◆ **YOUR TASK**
Every entry needs to be reproduced exactly.

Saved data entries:
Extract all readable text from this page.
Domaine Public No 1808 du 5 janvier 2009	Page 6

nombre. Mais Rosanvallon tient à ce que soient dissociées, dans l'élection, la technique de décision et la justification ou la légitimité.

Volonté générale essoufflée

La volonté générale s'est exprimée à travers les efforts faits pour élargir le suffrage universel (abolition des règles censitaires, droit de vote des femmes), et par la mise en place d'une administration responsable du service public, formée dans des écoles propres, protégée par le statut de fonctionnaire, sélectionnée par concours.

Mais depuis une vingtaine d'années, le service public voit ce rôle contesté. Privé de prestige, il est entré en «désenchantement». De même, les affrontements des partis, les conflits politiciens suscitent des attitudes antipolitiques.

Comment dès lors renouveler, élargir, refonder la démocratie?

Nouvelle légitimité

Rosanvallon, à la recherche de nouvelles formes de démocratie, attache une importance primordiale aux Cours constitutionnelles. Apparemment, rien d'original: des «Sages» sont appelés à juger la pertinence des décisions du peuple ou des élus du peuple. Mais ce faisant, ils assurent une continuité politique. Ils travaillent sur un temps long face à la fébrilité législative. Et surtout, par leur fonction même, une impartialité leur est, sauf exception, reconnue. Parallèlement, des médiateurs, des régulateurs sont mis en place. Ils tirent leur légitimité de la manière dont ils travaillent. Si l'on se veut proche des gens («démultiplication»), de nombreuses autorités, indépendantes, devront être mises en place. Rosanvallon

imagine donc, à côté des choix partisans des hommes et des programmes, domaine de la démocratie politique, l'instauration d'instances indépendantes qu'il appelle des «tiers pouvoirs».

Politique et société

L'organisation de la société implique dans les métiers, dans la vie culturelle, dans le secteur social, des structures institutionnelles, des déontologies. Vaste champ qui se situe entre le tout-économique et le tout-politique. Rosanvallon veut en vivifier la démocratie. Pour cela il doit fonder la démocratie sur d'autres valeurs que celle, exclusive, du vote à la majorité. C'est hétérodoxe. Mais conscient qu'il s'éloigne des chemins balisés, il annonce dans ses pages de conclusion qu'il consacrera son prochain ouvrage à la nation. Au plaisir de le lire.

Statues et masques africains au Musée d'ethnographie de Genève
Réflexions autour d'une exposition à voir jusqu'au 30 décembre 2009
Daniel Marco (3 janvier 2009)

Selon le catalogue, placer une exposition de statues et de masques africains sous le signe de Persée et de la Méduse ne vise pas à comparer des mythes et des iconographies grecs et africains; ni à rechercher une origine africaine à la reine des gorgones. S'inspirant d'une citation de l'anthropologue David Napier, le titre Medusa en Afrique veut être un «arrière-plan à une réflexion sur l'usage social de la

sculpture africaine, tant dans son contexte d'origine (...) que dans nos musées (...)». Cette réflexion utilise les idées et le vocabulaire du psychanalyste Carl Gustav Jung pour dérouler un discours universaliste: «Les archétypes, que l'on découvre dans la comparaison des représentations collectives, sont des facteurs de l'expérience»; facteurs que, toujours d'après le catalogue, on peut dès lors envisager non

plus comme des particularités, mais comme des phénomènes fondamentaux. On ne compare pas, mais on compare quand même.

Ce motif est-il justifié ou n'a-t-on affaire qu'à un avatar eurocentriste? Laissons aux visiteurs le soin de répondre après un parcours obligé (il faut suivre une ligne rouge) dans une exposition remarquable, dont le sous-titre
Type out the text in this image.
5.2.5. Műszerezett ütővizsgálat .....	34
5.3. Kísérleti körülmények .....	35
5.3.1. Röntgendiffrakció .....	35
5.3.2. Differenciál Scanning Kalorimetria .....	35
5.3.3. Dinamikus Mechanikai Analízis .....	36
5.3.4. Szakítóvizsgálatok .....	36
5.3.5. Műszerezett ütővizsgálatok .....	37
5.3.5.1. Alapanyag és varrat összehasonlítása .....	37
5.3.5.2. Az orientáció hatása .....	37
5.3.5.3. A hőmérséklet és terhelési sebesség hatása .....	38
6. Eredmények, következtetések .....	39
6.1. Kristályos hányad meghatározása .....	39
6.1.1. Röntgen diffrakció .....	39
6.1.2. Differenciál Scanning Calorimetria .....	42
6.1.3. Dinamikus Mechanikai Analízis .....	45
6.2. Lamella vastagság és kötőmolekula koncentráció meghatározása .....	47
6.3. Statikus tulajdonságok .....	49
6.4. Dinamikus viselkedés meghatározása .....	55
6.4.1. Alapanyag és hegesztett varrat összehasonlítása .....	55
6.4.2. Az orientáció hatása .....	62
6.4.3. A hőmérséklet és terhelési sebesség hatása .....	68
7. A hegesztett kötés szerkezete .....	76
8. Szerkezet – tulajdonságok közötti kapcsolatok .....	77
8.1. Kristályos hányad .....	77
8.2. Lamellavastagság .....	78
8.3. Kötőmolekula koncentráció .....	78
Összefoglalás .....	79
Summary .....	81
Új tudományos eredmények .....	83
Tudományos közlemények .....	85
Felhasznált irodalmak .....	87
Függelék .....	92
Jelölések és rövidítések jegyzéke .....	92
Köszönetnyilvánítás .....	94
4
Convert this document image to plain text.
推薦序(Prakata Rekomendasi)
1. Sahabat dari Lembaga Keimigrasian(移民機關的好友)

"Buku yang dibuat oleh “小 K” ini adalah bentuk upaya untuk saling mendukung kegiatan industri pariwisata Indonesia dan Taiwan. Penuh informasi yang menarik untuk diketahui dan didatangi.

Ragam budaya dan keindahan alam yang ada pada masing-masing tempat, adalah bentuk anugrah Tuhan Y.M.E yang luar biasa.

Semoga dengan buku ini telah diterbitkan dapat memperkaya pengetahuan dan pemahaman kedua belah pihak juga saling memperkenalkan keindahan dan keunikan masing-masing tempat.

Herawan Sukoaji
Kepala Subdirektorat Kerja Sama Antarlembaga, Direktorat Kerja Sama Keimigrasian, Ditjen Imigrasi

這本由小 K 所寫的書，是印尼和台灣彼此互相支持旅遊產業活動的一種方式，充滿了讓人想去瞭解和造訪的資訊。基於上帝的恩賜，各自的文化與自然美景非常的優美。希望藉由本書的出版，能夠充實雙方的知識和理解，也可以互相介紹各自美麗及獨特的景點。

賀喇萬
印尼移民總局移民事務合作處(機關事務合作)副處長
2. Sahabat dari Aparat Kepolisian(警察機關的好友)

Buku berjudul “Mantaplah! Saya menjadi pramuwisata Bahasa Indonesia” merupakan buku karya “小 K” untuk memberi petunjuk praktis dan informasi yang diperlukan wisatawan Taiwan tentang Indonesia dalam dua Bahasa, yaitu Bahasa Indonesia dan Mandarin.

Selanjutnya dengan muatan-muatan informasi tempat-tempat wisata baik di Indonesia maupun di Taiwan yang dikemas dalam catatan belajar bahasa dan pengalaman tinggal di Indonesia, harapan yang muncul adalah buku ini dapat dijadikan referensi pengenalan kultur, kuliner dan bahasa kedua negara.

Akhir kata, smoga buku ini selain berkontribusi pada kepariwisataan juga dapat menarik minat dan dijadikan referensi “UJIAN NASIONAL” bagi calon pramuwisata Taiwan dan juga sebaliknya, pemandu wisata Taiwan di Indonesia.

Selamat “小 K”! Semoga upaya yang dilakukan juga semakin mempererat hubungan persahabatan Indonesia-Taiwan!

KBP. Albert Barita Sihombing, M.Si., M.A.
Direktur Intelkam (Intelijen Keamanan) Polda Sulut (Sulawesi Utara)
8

◆ **THE REPLY**
Extract all readable text from this page.
Domaine Public No 1808 du 5 janvier 2009	Page 6

nombre. Mais Rosanvallon tient à ce que soient dissociées, dans l'élection, la technique de décision et la justification ou la légitimité.

Volonté générale essoufflée

La volonté générale s'est exprimée à travers les efforts faits pour élargir le suffrage universel (abolition des règles censitaires, droit de vote des femmes), et par la mise en place d'une administration responsable du service public, formée dans des écoles propres, protégée par le statut de fonctionnaire, sélectionnée par concours.

Mais depuis une vingtaine d'années, le service public voit ce rôle contesté. Privé de prestige, il est entré en «désenchantement». De même, les affrontements des partis, les conflits politiciens suscitent des attitudes antipolitiques.

Comment dès lors renouveler, élargir, refonder la démocratie?

Nouvelle légitimité

Rosanvallon, à la recherche de nouvelles formes de démocratie, attache une importance primordiale aux Cours constitutionnelles. Apparemment, rien d'original: des «Sages» sont appelés à juger la pertinence des décisions du peuple ou des élus du peuple. Mais ce faisant, ils assurent une continuité politique. Ils travaillent sur un temps long face à la fébrilité législative. Et surtout, par leur fonction même, une impartialité leur est, sauf exception, reconnue. Parallèlement, des médiateurs, des régulateurs sont mis en place. Ils tirent leur légitimité de la manière dont ils travaillent. Si l'on se veut proche des gens («démultiplication»), de nombreuses autorités, indépendantes, devront être mises en place. Rosanvallon

imagine donc, à côté des choix partisans des hommes et des programmes, domaine de la démocratie politique, l'instauration d'instances indépendantes qu'il appelle des «tiers pouvoirs».

Politique et société

L'organisation de la société implique dans les métiers, dans la vie culturelle, dans le secteur social, des structures institutionnelles, des déontologies. Vaste champ qui se situe entre le tout-économique et le tout-politique. Rosanvallon veut en vivifier la démocratie. Pour cela il doit fonder la démocratie sur d'autres valeurs que celle, exclusive, du vote à la majorité. C'est hétérodoxe. Mais conscient qu'il s'éloigne des chemins balisés, il annonce dans ses pages de conclusion qu'il consacrera son prochain ouvrage à la nation. Au plaisir de le lire.

Statues et masques africains au Musée d'ethnographie de Genève
Réflexions autour d'une exposition à voir jusqu'au 30 décembre 2009
Daniel Marco (3 janvier 2009)

Selon le catalogue, placer une exposition de statues et de masques africains sous le signe de Persée et de la Méduse ne vise pas à comparer des mythes et des iconographies grecs et africains; ni à rechercher une origine africaine à la reine des gorgones. S'inspirant d'une citation de l'anthropologue David Napier, le titre Medusa en Afrique veut être un «arrière-plan à une réflexion sur l'usage social de la

sculpture africaine, tant dans son contexte d'origine (...) que dans nos musées (...)». Cette réflexion utilise les idées et le vocabulaire du psychanalyste Carl Gustav Jung pour dérouler un discours universaliste: «Les archétypes, que l'on découvre dans la comparaison des représentations collectives, sont des facteurs de l'expérience»; facteurs que, toujours d'après le catalogue, on peut dès lors envisager non

plus comme des particularités, mais comme des phénomènes fondamentaux. On ne compare pas, mais on compare quand même.

Ce motif est-il justifié ou n'a-t-on affaire qu'à un avatar eurocentriste? Laissons aux visiteurs le soin de répondre après un parcours obligé (il faut suivre une ligne rouge) dans une exposition remarquable, dont le sous-titre
Type out the text in this image.
5.2.5. Műszerezett ütővizsgálat .....	34
5.3. Kísérleti körülmények .....	35
5.3.1. Röntgendiffrakció .....	35
5.3.2. Differenciál Scanning Kalorimetria .....	35
5.3.3. Dinamikus Mechanikai Analízis .....	36
5.3.4. Szakítóvizsgálatok .....	36
5.3.5. Műszerezett ütővizsgálatok .....	37
5.3.5.1. Alapanyag és varrat összehasonlítása .....	37
5.3.5.2. Az orientáció hatása .....	37
5.3.5.3. A hőmérséklet és terhelési sebesség hatása .....	38
6. Eredmények, következtetések .....	39
6.1. Kristályos hányad meghatározása .....	39
6.1.1. Röntgen diffrakció .....	39
6.1.2. Differenciál Scanning Calorimetria .....	42
6.1.3. Dinamikus Mechanikai Analízis .....	45
6.2. Lamella vastagság és kötőmolekula koncentráció meghatározása .....	47
6.3. Statikus tulajdonságok .....	49
6.4. Dinamikus viselkedés meghatározása .....	55
6.4.1. Alapanyag és hegesztett varrat összehasonlítása .....	55
6.4.2. Az orientáció hatása .....	62
6.4.3. A hőmérséklet és terhelési sebesség hatása .....	68
7. A hegesztett kötés szerkezete .....	76
8. Szerkezet – tulajdonságok közötti kapcsolatok .....	77
8.1. Kristályos hányad .....	77
8.2. Lamellavastagság .....	78
8.3. Kötőmolekula koncentráció .....	78
Összefoglalás .....	79
Summary .....	81
Új tudományos eredmények .....	83
Tudományos közlemények .....	85
Felhasznált irodalmak .....	87
Függelék .....	92
Jelölések és rövidítések jegyzéke .....	92
Köszönetnyilvánítás .....	94
4
Convert this document image to plain text.
推薦序(Prakata Rekomendasi)
1. Sahabat dari Lembaga Keimigrasian(移民機關的好友)

"Buku yang dibuat oleh “小 K” ini adalah bentuk upaya untuk saling mendukung kegiatan industri pariwisata Indonesia dan Taiwan. Penuh informasi yang menarik untuk diketahui dan didatangi.

Ragam budaya dan keindahan alam yang ada pada masing-masing tempat, adalah bentuk anugrah Tuhan Y.M.E yang luar biasa.

Semoga dengan buku ini telah diterbitkan dapat memperkaya pengetahuan dan pemahaman kedua belah pihak juga saling memperkenalkan keindahan dan keunikan masing-masing tempat.

Herawan Sukoaji
Kepala Subdirektorat Kerja Sama Antarlembaga, Direktorat Kerja Sama Keimigrasian, Ditjen Imigrasi

這本由小 K 所寫的書，是印尼和台灣彼此互相支持旅遊產業活動的一種方式，充滿了讓人想去瞭解和造訪的資訊。基於上帝的恩賜，各自的文化與自然美景非常的優美。希望藉由本書的出版，能夠充實雙方的知識和理解，也可以互相介紹各自美麗及獨特的景點。

賀喇萬
印尼移民總局移民事務合作處(機關事務合作)副處長
2. Sahabat dari Aparat Kepolisian(警察機關的好友)

Buku berjudul “Mantaplah! Saya menjadi pramuwisata Bahasa Indonesia” merupakan buku karya “小 K” untuk memberi petunjuk praktis dan informasi yang diperlukan wisatawan Taiwan tentang Indonesia dalam dua Bahasa, yaitu Bahasa Indonesia dan Mandarin.

Selanjutnya dengan muatan-muatan informasi tempat-tempat wisata baik di Indonesia maupun di Taiwan yang dikemas dalam catatan belajar bahasa dan pengalaman tinggal di Indonesia, harapan yang muncul adalah buku ini dapat dijadikan referensi pengenalan kultur, kuliner dan bahasa kedua negara.

Akhir kata, smoga buku ini selain berkontribusi pada kepariwisataan juga dapat menarik minat dan dijadikan referensi “UJIAN NASIONAL” bagi calon pramuwisata Taiwan dan juga sebaliknya, pemandu wisata Taiwan di Indonesia.

Selamat “小 K”! Semoga upaya yang dilakukan juga semakin mempererat hubungan persahabatan Indonesia-Taiwan!

KBP. Albert Barita Sihombing, M.Si., M.A.
Direktur Intelkam (Intelijen Keamanan) Polda Sulut (Sulawesi Utara)
8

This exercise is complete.